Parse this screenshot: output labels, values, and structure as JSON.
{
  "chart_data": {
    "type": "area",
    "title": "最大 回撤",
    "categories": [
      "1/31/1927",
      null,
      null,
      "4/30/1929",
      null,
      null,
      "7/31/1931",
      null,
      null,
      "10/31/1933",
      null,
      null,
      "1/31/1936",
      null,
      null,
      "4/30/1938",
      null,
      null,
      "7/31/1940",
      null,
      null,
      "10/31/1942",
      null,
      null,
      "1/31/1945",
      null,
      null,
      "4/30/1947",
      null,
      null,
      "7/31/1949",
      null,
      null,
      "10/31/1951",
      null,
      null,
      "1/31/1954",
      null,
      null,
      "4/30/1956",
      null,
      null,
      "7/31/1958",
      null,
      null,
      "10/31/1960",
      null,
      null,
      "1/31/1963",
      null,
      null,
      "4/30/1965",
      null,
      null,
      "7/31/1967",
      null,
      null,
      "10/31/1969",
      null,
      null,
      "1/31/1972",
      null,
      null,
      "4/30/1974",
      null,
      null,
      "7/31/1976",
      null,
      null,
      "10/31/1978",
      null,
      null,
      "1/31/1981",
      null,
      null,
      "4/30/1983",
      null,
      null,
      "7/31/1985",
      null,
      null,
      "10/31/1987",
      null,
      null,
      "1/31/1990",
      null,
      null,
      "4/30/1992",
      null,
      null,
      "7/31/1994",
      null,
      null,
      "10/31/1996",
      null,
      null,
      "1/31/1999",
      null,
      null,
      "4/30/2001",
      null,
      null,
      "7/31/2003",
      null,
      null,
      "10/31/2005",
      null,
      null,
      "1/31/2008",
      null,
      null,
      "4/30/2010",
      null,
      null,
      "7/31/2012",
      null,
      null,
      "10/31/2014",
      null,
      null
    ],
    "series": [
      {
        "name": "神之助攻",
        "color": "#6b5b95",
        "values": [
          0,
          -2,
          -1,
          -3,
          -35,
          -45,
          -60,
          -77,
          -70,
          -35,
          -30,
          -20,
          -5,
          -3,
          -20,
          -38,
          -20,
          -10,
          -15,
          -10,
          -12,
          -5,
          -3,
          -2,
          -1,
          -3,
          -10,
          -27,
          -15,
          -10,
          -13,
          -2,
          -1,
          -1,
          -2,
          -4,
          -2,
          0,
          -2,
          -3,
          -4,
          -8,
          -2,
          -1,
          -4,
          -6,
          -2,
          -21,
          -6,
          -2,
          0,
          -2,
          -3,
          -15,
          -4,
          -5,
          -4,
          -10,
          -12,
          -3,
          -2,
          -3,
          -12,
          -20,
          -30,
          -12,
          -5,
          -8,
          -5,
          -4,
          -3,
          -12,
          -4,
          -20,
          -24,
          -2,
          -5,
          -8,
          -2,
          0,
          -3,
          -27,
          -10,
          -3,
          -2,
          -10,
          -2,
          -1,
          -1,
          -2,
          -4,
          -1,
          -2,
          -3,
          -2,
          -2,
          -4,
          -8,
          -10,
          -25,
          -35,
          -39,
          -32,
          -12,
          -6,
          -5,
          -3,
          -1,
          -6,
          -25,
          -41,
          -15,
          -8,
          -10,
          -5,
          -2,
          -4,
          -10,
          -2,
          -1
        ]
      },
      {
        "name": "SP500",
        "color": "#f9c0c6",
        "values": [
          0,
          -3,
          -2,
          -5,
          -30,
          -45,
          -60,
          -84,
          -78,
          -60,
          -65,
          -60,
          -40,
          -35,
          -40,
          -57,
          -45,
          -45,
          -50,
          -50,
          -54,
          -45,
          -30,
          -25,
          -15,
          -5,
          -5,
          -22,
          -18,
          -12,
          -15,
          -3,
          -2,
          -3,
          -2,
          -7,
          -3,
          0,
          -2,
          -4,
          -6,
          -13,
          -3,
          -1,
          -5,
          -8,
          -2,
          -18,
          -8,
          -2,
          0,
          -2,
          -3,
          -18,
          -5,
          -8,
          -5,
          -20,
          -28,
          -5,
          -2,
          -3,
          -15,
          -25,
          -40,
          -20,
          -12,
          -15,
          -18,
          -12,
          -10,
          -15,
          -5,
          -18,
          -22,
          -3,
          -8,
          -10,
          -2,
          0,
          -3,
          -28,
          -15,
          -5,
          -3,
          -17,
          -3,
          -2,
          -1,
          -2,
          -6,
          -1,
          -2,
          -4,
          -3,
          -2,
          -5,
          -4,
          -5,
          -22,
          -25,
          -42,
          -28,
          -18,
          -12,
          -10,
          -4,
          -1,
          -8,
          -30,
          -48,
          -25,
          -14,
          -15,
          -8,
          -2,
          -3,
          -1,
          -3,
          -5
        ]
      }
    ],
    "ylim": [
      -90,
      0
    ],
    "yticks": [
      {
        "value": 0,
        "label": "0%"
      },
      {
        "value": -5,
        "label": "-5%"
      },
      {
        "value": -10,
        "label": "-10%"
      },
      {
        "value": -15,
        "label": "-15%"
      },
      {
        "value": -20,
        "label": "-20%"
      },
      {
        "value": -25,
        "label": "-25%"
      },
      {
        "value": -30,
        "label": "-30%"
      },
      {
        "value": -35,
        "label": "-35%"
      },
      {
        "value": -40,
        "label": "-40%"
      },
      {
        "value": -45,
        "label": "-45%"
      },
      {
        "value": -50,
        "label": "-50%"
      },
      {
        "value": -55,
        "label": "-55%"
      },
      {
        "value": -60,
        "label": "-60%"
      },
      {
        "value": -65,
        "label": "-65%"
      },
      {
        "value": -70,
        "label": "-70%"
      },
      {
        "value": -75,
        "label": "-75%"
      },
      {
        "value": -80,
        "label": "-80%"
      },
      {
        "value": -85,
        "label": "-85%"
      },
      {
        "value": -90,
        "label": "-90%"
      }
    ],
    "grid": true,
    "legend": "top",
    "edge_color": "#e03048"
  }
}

» **What you will do**:
From the records above, extract every entry verbatim.

» **Written answer**:
Parse this screenshot: output labels, values, and structure as JSON.
{
  "chart_data": {
    "type": "area",
    "title": "最大 回撤",
    "categories": [
      "1/31/1927",
      null,
      null,
      "4/30/1929",
      null,
      null,
      "7/31/1931",
      null,
      null,
      "10/31/1933",
      null,
      null,
      "1/31/1936",
      null,
      null,
      "4/30/1938",
      null,
      null,
      "7/31/1940",
      null,
      null,
      "10/31/1942",
      null,
      null,
      "1/31/1945",
      null,
      null,
      "4/30/1947",
      null,
      null,
      "7/31/1949",
      null,
      null,
      "10/31/1951",
      null,
      null,
      "1/31/1954",
      null,
      null,
      "4/30/1956",
      null,
      null,
      "7/31/1958",
      null,
      null,
      "10/31/1960",
      null,
      null,
      "1/31/1963",
      null,
      null,
      "4/30/1965",
      null,
      null,
      "7/31/1967",
      null,
      null,
      "10/31/1969",
      null,
      null,
      "1/31/1972",
      null,
      null,
      "4/30/1974",
      null,
      null,
      "7/31/1976",
      null,
      null,
      "10/31/1978",
      null,
      null,
      "1/31/1981",
      null,
      null,
      "4/30/1983",
      null,
      null,
      "7/31/1985",
      null,
      null,
      "10/31/1987",
      null,
      null,
      "1/31/1990",
      null,
      null,
      "4/30/1992",
      null,
      null,
      "7/31/1994",
      null,
      null,
      "10/31/1996",
      null,
      null,
      "1/31/1999",
      null,
      null,
      "4/30/2001",
      null,
      null,
      "7/31/2003",
      null,
      null,
      "10/31/2005",
      null,
      null,
      "1/31/2008",
      null,
      null,
      "4/30/2010",
      null,
      null,
      "7/31/2012",
      null,
      null,
      "10/31/2014",
      null,
      null
    ],
    "series": [
      {
        "name": "神之助攻",
        "color": "#6b5b95",
        "values": [
          0,
          -2,
          -1,
          -3,
          -35,
          -45,
          -60,
          -77,
          -70,
          -35,
          -30,
          -20,
          -5,
          -3,
          -20,
          -38,
          -20,
          -10,
          -15,
          -10,
          -12,
          -5,
          -3,
          -2,
          -1,
          -3,
          -10,
          -27,
          -15,
          -10,
          -13,
          -2,
          -1,
          -1,
          -2,
          -4,
          -2,
          0,
          -2,
          -3,
          -4,
          -8,
          -2,
          -1,
          -4,
          -6,
          -2,
          -21,
          -6,
          -2,
          0,
          -2,
          -3,
          -15,
          -4,
          -5,
          -4,
          -10,
          -12,
          -3,
          -2,
          -3,
          -12,
          -20,
          -30,
          -12,
          -5,
          -8,
          -5,
          -4,
          -3,
          -12,
          -4,
          -20,
          -24,
          -2,
          -5,
          -8,
          -2,
          0,
          -3,
          -27,
          -10,
          -3,
          -2,
          -10,
          -2,
          -1,
          -1,
          -2,
          -4,
          -1,
          -2,
          -3,
          -2,
          -2,
          -4,
          -8,
          -10,
          -25,
          -35,
          -39,
          -32,
          -12,
          -6,
          -5,
          -3,
          -1,
          -6,
          -25,
          -41,
          -15,
          -8,
          -10,
          -5,
          -2,
          -4,
          -10,
          -2,
          -1
        ]
      },
      {
        "name": "SP500",
        "color": "#f9c0c6",
        "values": [
          0,
          -3,
          -2,
          -5,
          -30,
          -45,
          -60,
          -84,
          -78,
          -60,
          -65,
          -60,
          -40,
          -35,
          -40,
          -57,
          -45,
          -45,
          -50,
          -50,
          -54,
          -45,
          -30,
          -25,
          -15,
          -5,
          -5,
          -22,
          -18,
          -12,
          -15,
          -3,
          -2,
          -3,
          -2,
          -7,
          -3,
          0,
          -2,
          -4,
          -6,
          -13,
          -3,
          -1,
          -5,
          -8,
          -2,
          -18,
          -8,
          -2,
          0,
          -2,
          -3,
          -18,
          -5,
          -8,
          -5,
          -20,
          -28,
          -5,
          -2,
          -3,
          -15,
          -25,
          -40,
          -20,
          -12,
          -15,
          -18,
          -12,
          -10,
          -15,
          -5,
          -18,
          -22,
          -3,
          -8,
          -10,
          -2,
          0,
          -3,
          -28,
          -15,
          -5,
          -3,
          -17,
          -3,
          -2,
          -1,
          -2,
          -6,
          -1,
          -2,
          -4,
          -3,
          -2,
          -5,
          -4,
          -5,
          -22,
          -25,
          -42,
          -28,
          -18,
          -12,
          -10,
          -4,
          -1,
          -8,
          -30,
          -48,
          -25,
          -14,
          -15,
          -8,
          -2,
          -3,
          -1,
          -3,
          -5
        ]
      }
    ],
    "ylim": [
      -90,
      0
    ],
    "yticks": [
      {
        "value": 0,
        "label": "0%"
      },
      {
        "value": -5,
        "label": "-5%"
      },
      {
        "value": -10,
        "label": "-10%"
      },
      {
        "value": -15,
        "label": "-15%"
      },
      {
        "value": -20,
        "label": "-20%"
      },
      {
        "value": -25,
        "label": "-25%"
      },
      {
        "value": -30,
        "label": "-30%"
      },
      {
        "value": -35,
        "label": "-35%"
      },
      {
        "value": -40,
        "label": "-40%"
      },
      {
        "value": -45,
        "label": "-45%"
      },
      {
        "value": -50,
        "label": "-50%"
      },
      {
        "value": -55,
        "label": "-55%"
      },
      {
        "value": -60,
        "label": "-60%"
      },
      {
        "value": -65,
        "label": "-65%"
      },
      {
        "value": -70,
        "label": "-70%"
      },
      {
        "value": -75,
        "label": "-75%"
      },
      {
        "value": -80,
        "label": "-80%"
      },
      {
        "value": -85,
        "label": "-85%"
      },
      {
        "value": -90,
        "label": "-90%"
      }
    ],
    "grid": true,
    "legend": "top",
    "edge_color": "#e03048"
  }
}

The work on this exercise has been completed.